Work item =
Below are entries to be transcribed exactly; exclude the pictures from the copy.

Items from a document page collection
+ + +

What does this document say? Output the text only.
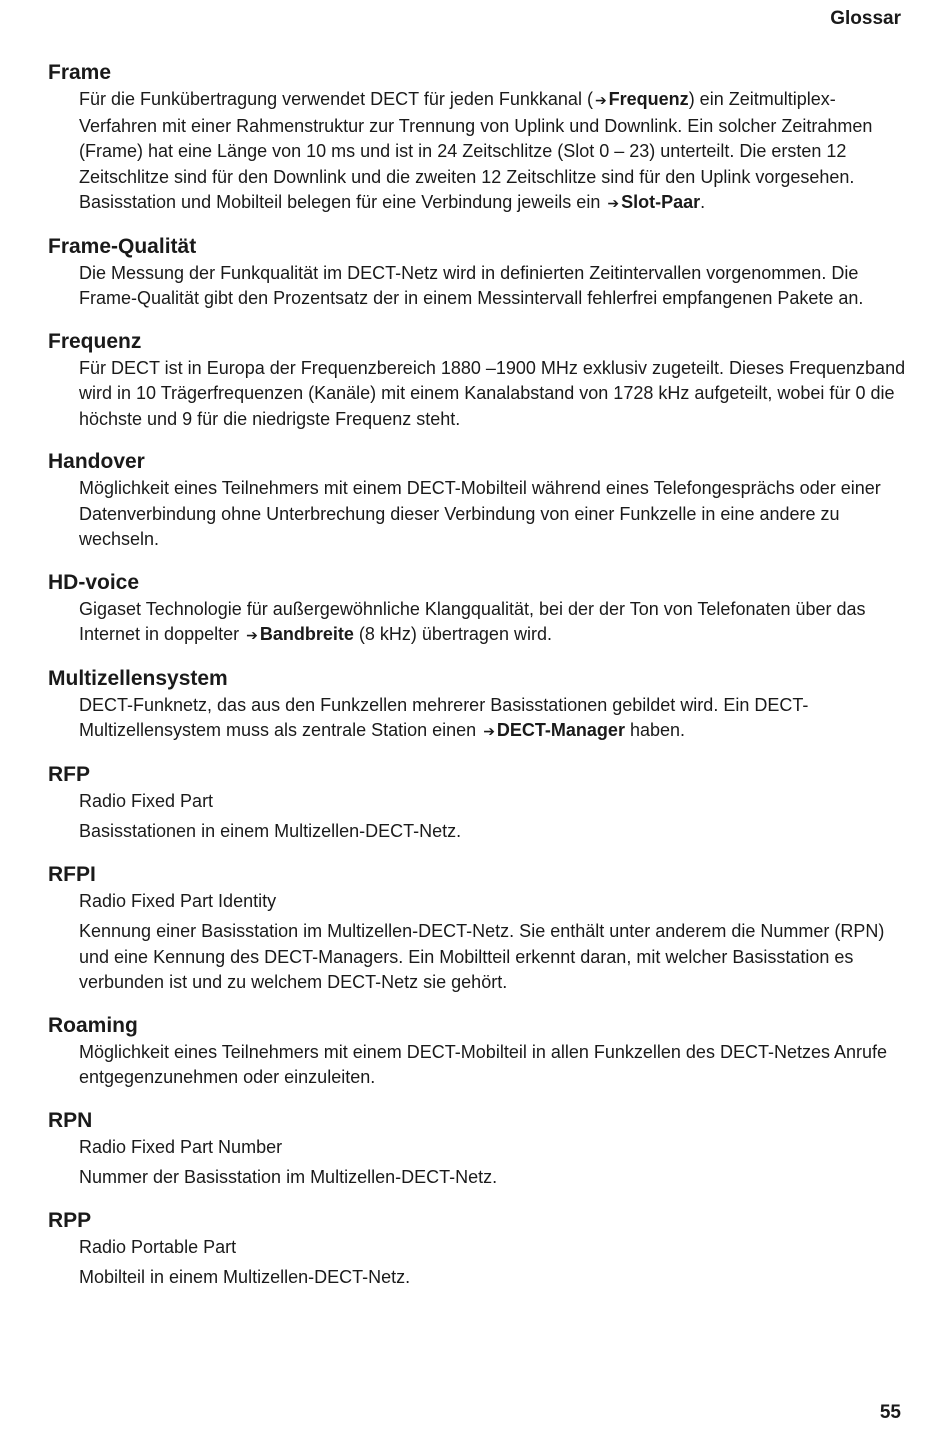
Glossar
Frame

Für die Funkübertragung verwendet DECT für jeden Funkkanal ( ➔ Frequenz) ein Zeitmultiplex-Verfahren mit einer Rahmenstruktur zur Trennung von Uplink und Downlink. Ein solcher Zeitrahmen (Frame) hat eine Länge von 10 ms und ist in 24 Zeitschlitze (Slot 0 – 23) unterteilt. Die ersten 12 Zeitschlitze sind für den Downlink und die zweiten 12 Zeitschlitze sind für den Uplink vorgesehen. Basisstation und Mobilteil belegen für eine Verbindung jeweils ein ➔ Slot-Paar.

Frame-Qualität

Die Messung der Funkqualität im DECT-Netz wird in definierten Zeitintervallen vorgenommen. Die Frame-Qualität gibt den Prozentsatz der in einem Messintervall fehlerfrei empfangenen Pakete an.

Frequenz

Für DECT ist in Europa der Frequenzbereich 1880 –1900 MHz exklusiv zugeteilt. Dieses Frequenzband wird in 10 Trägerfrequenzen (Kanäle) mit einem Kanalabstand von 1728 kHz aufgeteilt, wobei für 0 die höchste und 9 für die niedrigste Frequenz steht.

Handover

Möglichkeit eines Teilnehmers mit einem DECT-Mobilteil während eines Telefongesprächs oder einer Datenverbindung ohne Unterbrechung dieser Verbindung von einer Funkzelle in eine andere zu wechseln.

HD-voice

Gigaset Technologie für außergewöhnliche Klangqualität, bei der der Ton von Telefonaten über das Internet in doppelter ➔ Bandbreite (8 kHz) übertragen wird.

Multizellensystem

DECT-Funknetz, das aus den Funkzellen mehrerer Basisstationen gebildet wird. Ein DECT-Multizellensystem muss als zentrale Station einen ➔ DECT-Manager haben.

RFP

Radio Fixed Part

Basisstationen in einem Multizellen-DECT-Netz.

RFPI

Radio Fixed Part Identity

Kennung einer Basisstation im Multizellen-DECT-Netz. Sie enthält unter anderem die Nummer (RPN) und eine Kennung des DECT-Managers. Ein Mobiltteil erkennt daran, mit welcher Basisstation es verbunden ist und zu welchem DECT-Netz sie gehört.

Roaming

Möglichkeit eines Teilnehmers mit einem DECT-Mobilteil in allen Funkzellen des DECT-Netzes Anrufe entgegenzunehmen oder einzuleiten.

RPN

Radio Fixed Part Number

Nummer der Basisstation im Multizellen-DECT-Netz.

RPP

Radio Portable Part

Mobilteil in einem Multizellen-DECT-Netz.

55
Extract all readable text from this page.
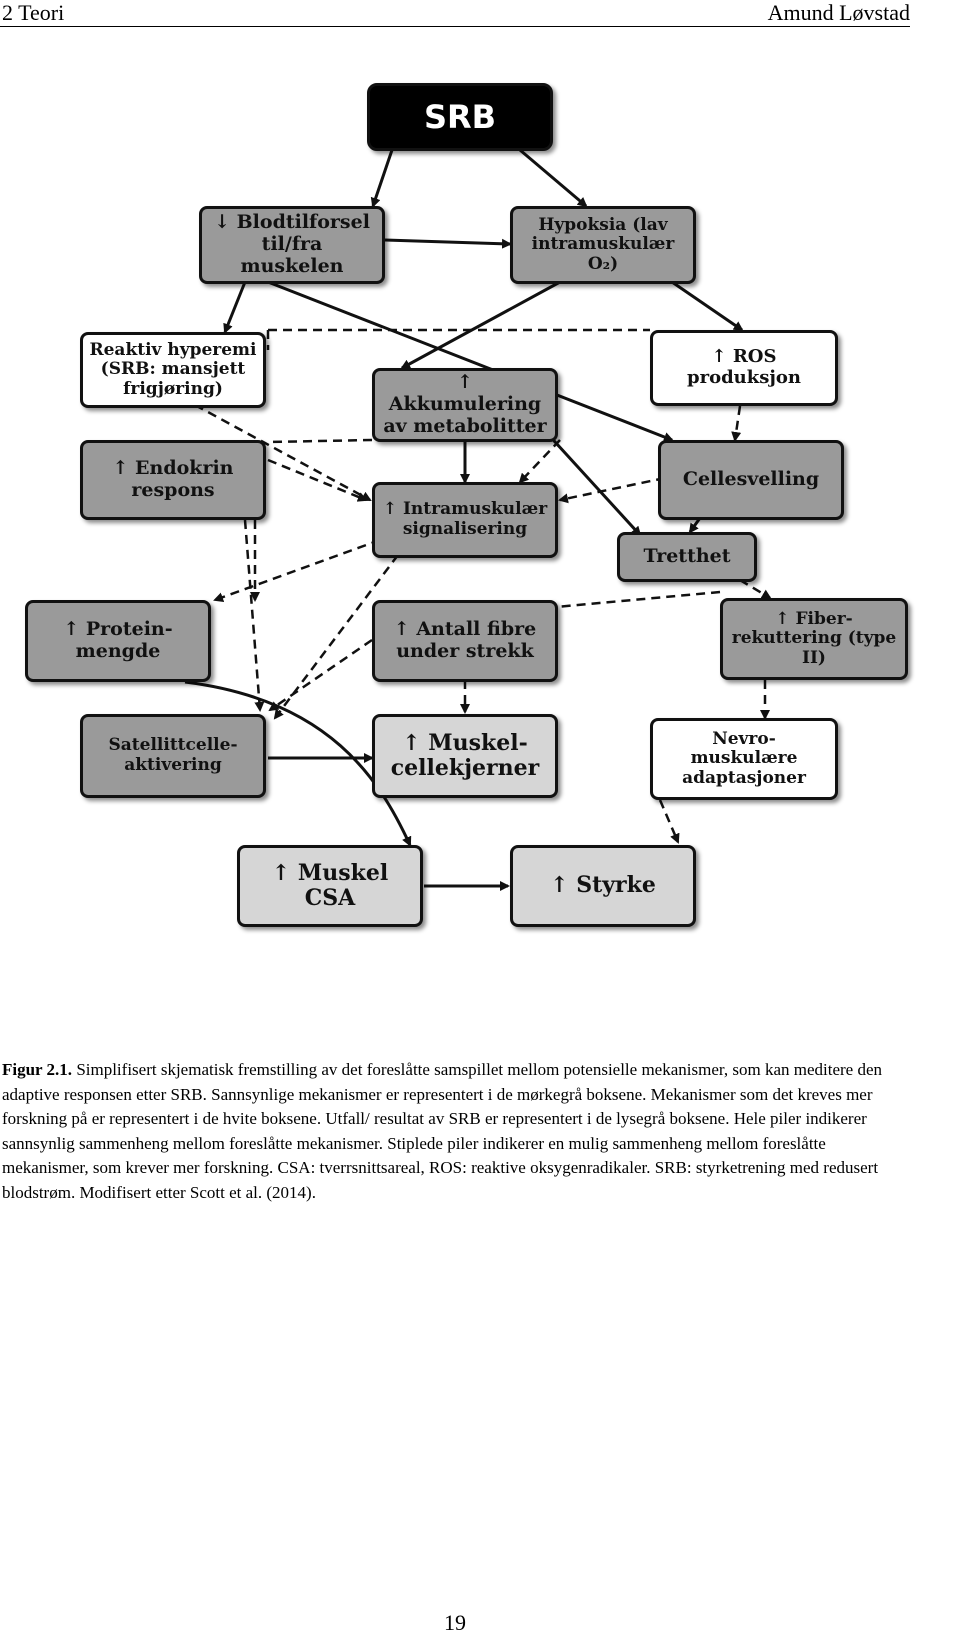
2 Teori	Amund Løvstad
SRB
↓ Blodtilforsel
til/fra muskelen
Hypoksia (lav
intramuskulær
O₂)
Reaktiv hyperemi
(SRB: mansjett
frigjøring)
↑ ROS
produksjon
↑ Akkumulering
av metabolitter
↑ Endokrin
respons	Cellesvelling
↑ Intramuskulær
signalisering
Tretthet
↑ Protein-
mengde
↑ Antall fibre
under strekk
↑ Fiber-
rekuttering (type
II)
Satellittcelle-
aktivering
↑ Muskel-
cellekjerner
Nevro-
muskulære
adaptasjoner
↑ Muskel
CSA	↑ Styrke
Figur 2.1. Simplifisert skjematisk fremstilling av det foreslåtte samspillet mellom potensielle mekanismer, som kan meditere den adaptive responsen etter SRB. Sannsynlige mekanismer er representert i de mørkegrå boksene. Mekanismer som det kreves mer forskning på er representert i de hvite boksene. Utfall/ resultat av SRB er representert i de lysegrå boksene. Hele piler indikerer sannsynlig sammenheng mellom foreslåtte mekanismer. Stiplede piler indikerer en mulig sammenheng mellom foreslåtte mekanismer, som krever mer forskning. CSA: tverrsnittsareal, ROS: reaktive oksygenradikaler. SRB: styrketrening med redusert blodstrøm. Modifisert etter Scott et al. (2014).
19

+ + +

Result of this task =
What does this document say? Output the text only.
Glossar
Frame

Für die Funkübertragung verwendet DECT für jeden Funkkanal ( ➔ Frequenz) ein Zeitmultiplex-Verfahren mit einer Rahmenstruktur zur Trennung von Uplink und Downlink. Ein solcher Zeitrahmen (Frame) hat eine Länge von 10 ms und ist in 24 Zeitschlitze (Slot 0 – 23) unterteilt. Die ersten 12 Zeitschlitze sind für den Downlink und die zweiten 12 Zeitschlitze sind für den Uplink vorgesehen. Basisstation und Mobilteil belegen für eine Verbindung jeweils ein ➔ Slot-Paar.

Frame-Qualität

Die Messung der Funkqualität im DECT-Netz wird in definierten Zeitintervallen vorgenommen. Die Frame-Qualität gibt den Prozentsatz der in einem Messintervall fehlerfrei empfangenen Pakete an.

Frequenz

Für DECT ist in Europa der Frequenzbereich 1880 –1900 MHz exklusiv zugeteilt. Dieses Frequenzband wird in 10 Trägerfrequenzen (Kanäle) mit einem Kanalabstand von 1728 kHz aufgeteilt, wobei für 0 die höchste und 9 für die niedrigste Frequenz steht.

Handover

Möglichkeit eines Teilnehmers mit einem DECT-Mobilteil während eines Telefongesprächs oder einer Datenverbindung ohne Unterbrechung dieser Verbindung von einer Funkzelle in eine andere zu wechseln.

HD-voice

Gigaset Technologie für außergewöhnliche Klangqualität, bei der der Ton von Telefonaten über das Internet in doppelter ➔ Bandbreite (8 kHz) übertragen wird.

Multizellensystem

DECT-Funknetz, das aus den Funkzellen mehrerer Basisstationen gebildet wird. Ein DECT-Multizellensystem muss als zentrale Station einen ➔ DECT-Manager haben.

RFP

Radio Fixed Part

Basisstationen in einem Multizellen-DECT-Netz.

RFPI

Radio Fixed Part Identity

Kennung einer Basisstation im Multizellen-DECT-Netz. Sie enthält unter anderem die Nummer (RPN) und eine Kennung des DECT-Managers. Ein Mobiltteil erkennt daran, mit welcher Basisstation es verbunden ist und zu welchem DECT-Netz sie gehört.

Roaming

Möglichkeit eines Teilnehmers mit einem DECT-Mobilteil in allen Funkzellen des DECT-Netzes Anrufe entgegenzunehmen oder einzuleiten.

RPN

Radio Fixed Part Number

Nummer der Basisstation im Multizellen-DECT-Netz.

RPP

Radio Portable Part

Mobilteil in einem Multizellen-DECT-Netz.

55
Extract all readable text from this page.
2 Teori	Amund Løvstad
SRB
↓ Blodtilforsel
til/fra muskelen
Hypoksia (lav
intramuskulær
O₂)
Reaktiv hyperemi
(SRB: mansjett
frigjøring)
↑ ROS
produksjon
↑ Akkumulering
av metabolitter
↑ Endokrin
respons	Cellesvelling
↑ Intramuskulær
signalisering
Tretthet
↑ Protein-
mengde
↑ Antall fibre
under strekk
↑ Fiber-
rekuttering (type
II)
Satellittcelle-
aktivering
↑ Muskel-
cellekjerner
Nevro-
muskulære
adaptasjoner
↑ Muskel
CSA	↑ Styrke
Figur 2.1. Simplifisert skjematisk fremstilling av det foreslåtte samspillet mellom potensielle mekanismer, som kan meditere den adaptive responsen etter SRB. Sannsynlige mekanismer er representert i de mørkegrå boksene. Mekanismer som det kreves mer forskning på er representert i de hvite boksene. Utfall/ resultat av SRB er representert i de lysegrå boksene. Hele piler indikerer sannsynlig sammenheng mellom foreslåtte mekanismer. Stiplede piler indikerer en mulig sammenheng mellom foreslåtte mekanismer, som krever mer forskning. CSA: tverrsnittsareal, ROS: reaktive oksygenradikaler. SRB: styrketrening med redusert blodstrøm. Modifisert etter Scott et al. (2014).
19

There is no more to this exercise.